***** Task material

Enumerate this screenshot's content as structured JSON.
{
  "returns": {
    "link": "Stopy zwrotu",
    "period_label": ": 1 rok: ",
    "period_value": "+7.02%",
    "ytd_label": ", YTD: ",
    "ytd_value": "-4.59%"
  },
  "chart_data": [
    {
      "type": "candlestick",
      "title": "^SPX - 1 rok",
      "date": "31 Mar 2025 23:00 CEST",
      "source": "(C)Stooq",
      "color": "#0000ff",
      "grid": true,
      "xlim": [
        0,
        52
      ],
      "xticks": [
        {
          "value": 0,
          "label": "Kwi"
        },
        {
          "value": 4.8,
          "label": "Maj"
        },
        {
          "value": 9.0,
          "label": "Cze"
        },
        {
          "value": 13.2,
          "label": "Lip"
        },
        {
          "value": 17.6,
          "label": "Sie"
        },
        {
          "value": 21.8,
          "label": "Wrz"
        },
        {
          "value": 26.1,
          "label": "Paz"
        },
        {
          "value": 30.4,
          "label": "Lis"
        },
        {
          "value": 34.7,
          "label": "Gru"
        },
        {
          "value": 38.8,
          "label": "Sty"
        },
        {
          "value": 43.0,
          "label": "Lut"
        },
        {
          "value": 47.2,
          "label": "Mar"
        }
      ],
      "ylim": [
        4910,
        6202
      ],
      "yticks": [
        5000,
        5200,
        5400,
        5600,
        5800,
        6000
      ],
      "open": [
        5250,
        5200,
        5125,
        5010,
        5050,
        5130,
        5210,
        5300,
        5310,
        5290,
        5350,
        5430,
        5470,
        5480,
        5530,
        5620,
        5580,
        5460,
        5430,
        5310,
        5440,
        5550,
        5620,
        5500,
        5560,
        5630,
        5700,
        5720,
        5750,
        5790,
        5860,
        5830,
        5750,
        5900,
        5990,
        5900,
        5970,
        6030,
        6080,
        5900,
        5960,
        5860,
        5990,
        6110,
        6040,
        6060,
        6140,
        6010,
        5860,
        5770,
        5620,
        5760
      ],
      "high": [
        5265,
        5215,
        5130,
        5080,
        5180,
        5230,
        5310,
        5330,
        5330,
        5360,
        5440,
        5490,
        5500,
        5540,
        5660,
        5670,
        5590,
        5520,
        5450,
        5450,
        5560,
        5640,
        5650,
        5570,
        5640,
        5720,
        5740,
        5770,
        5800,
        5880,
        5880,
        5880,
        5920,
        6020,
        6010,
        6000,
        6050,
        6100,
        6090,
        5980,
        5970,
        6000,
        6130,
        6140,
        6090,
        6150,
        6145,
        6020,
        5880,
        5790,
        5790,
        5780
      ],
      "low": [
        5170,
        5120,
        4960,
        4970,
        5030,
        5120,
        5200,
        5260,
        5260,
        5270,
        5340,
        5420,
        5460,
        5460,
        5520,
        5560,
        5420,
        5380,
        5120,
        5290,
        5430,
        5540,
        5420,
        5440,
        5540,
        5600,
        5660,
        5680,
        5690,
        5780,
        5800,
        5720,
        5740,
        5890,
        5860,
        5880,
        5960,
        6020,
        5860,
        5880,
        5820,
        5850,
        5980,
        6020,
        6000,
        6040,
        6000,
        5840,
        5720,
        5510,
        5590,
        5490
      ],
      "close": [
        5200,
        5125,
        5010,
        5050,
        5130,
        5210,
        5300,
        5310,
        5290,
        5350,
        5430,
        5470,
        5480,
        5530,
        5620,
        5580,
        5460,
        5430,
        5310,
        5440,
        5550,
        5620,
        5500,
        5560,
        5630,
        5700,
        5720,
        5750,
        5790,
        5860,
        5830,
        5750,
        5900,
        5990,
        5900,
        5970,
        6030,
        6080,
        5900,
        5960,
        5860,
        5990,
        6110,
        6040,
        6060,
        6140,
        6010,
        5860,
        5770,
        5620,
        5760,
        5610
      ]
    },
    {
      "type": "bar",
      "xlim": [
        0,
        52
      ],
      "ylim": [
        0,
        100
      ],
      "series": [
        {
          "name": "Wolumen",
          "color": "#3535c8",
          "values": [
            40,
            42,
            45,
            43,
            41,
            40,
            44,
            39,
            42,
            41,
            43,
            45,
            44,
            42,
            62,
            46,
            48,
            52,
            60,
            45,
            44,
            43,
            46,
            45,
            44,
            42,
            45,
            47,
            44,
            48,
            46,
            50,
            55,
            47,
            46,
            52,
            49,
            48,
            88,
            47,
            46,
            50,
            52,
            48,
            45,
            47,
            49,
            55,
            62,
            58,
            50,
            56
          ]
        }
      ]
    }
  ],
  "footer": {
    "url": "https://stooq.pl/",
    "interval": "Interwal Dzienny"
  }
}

**********

Repeat each of the entries above precisely as given.

Enumerate this screenshot's content as structured JSON.
{
  "returns": {
    "link": "Stopy zwrotu",
    "period_label": ": 1 rok: ",
    "period_value": "+7.02%",
    "ytd_label": ", YTD: ",
    "ytd_value": "-4.59%"
  },
  "chart_data": [
    {
      "type": "candlestick",
      "title": "^SPX - 1 rok",
      "date": "31 Mar 2025 23:00 CEST",
      "source": "(C)Stooq",
      "color": "#0000ff",
      "grid": true,
      "xlim": [
        0,
        52
      ],
      "xticks": [
        {
          "value": 0,
          "label": "Kwi"
        },
        {
          "value": 4.8,
          "label": "Maj"
        },
        {
          "value": 9.0,
          "label": "Cze"
        },
        {
          "value": 13.2,
          "label": "Lip"
        },
        {
          "value": 17.6,
          "label": "Sie"
        },
        {
          "value": 21.8,
          "label": "Wrz"
        },
        {
          "value": 26.1,
          "label": "Paz"
        },
        {
          "value": 30.4,
          "label": "Lis"
        },
        {
          "value": 34.7,
          "label": "Gru"
        },
        {
          "value": 38.8,
          "label": "Sty"
        },
        {
          "value": 43.0,
          "label": "Lut"
        },
        {
          "value": 47.2,
          "label": "Mar"
        }
      ],
      "ylim": [
        4910,
        6202
      ],
      "yticks": [
        5000,
        5200,
        5400,
        5600,
        5800,
        6000
      ],
      "open": [
        5250,
        5200,
        5125,
        5010,
        5050,
        5130,
        5210,
        5300,
        5310,
        5290,
        5350,
        5430,
        5470,
        5480,
        5530,
        5620,
        5580,
        5460,
        5430,
        5310,
        5440,
        5550,
        5620,
        5500,
        5560,
        5630,
        5700,
        5720,
        5750,
        5790,
        5860,
        5830,
        5750,
        5900,
        5990,
        5900,
        5970,
        6030,
        6080,
        5900,
        5960,
        5860,
        5990,
        6110,
        6040,
        6060,
        6140,
        6010,
        5860,
        5770,
        5620,
        5760
      ],
      "high": [
        5265,
        5215,
        5130,
        5080,
        5180,
        5230,
        5310,
        5330,
        5330,
        5360,
        5440,
        5490,
        5500,
        5540,
        5660,
        5670,
        5590,
        5520,
        5450,
        5450,
        5560,
        5640,
        5650,
        5570,
        5640,
        5720,
        5740,
        5770,
        5800,
        5880,
        5880,
        5880,
        5920,
        6020,
        6010,
        6000,
        6050,
        6100,
        6090,
        5980,
        5970,
        6000,
        6130,
        6140,
        6090,
        6150,
        6145,
        6020,
        5880,
        5790,
        5790,
        5780
      ],
      "low": [
        5170,
        5120,
        4960,
        4970,
        5030,
        5120,
        5200,
        5260,
        5260,
        5270,
        5340,
        5420,
        5460,
        5460,
        5520,
        5560,
        5420,
        5380,
        5120,
        5290,
        5430,
        5540,
        5420,
        5440,
        5540,
        5600,
        5660,
        5680,
        5690,
        5780,
        5800,
        5720,
        5740,
        5890,
        5860,
        5880,
        5960,
        6020,
        5860,
        5880,
        5820,
        5850,
        5980,
        6020,
        6000,
        6040,
        6000,
        5840,
        5720,
        5510,
        5590,
        5490
      ],
      "close": [
        5200,
        5125,
        5010,
        5050,
        5130,
        5210,
        5300,
        5310,
        5290,
        5350,
        5430,
        5470,
        5480,
        5530,
        5620,
        5580,
        5460,
        5430,
        5310,
        5440,
        5550,
        5620,
        5500,
        5560,
        5630,
        5700,
        5720,
        5750,
        5790,
        5860,
        5830,
        5750,
        5900,
        5990,
        5900,
        5970,
        6030,
        6080,
        5900,
        5960,
        5860,
        5990,
        6110,
        6040,
        6060,
        6140,
        6010,
        5860,
        5770,
        5620,
        5760,
        5610
      ]
    },
    {
      "type": "bar",
      "xlim": [
        0,
        52
      ],
      "ylim": [
        0,
        100
      ],
      "series": [
        {
          "name": "Wolumen",
          "color": "#3535c8",
          "values": [
            40,
            42,
            45,
            43,
            41,
            40,
            44,
            39,
            42,
            41,
            43,
            45,
            44,
            42,
            62,
            46,
            48,
            52,
            60,
            45,
            44,
            43,
            46,
            45,
            44,
            42,
            45,
            47,
            44,
            48,
            46,
            50,
            55,
            47,
            46,
            52,
            49,
            48,
            88,
            47,
            46,
            50,
            52,
            48,
            45,
            47,
            49,
            55,
            62,
            58,
            50,
            56
          ]
        }
      ]
    }
  ],
  "footer": {
    "url": "https://stooq.pl/",
    "interval": "Interwal Dzienny"
  }
}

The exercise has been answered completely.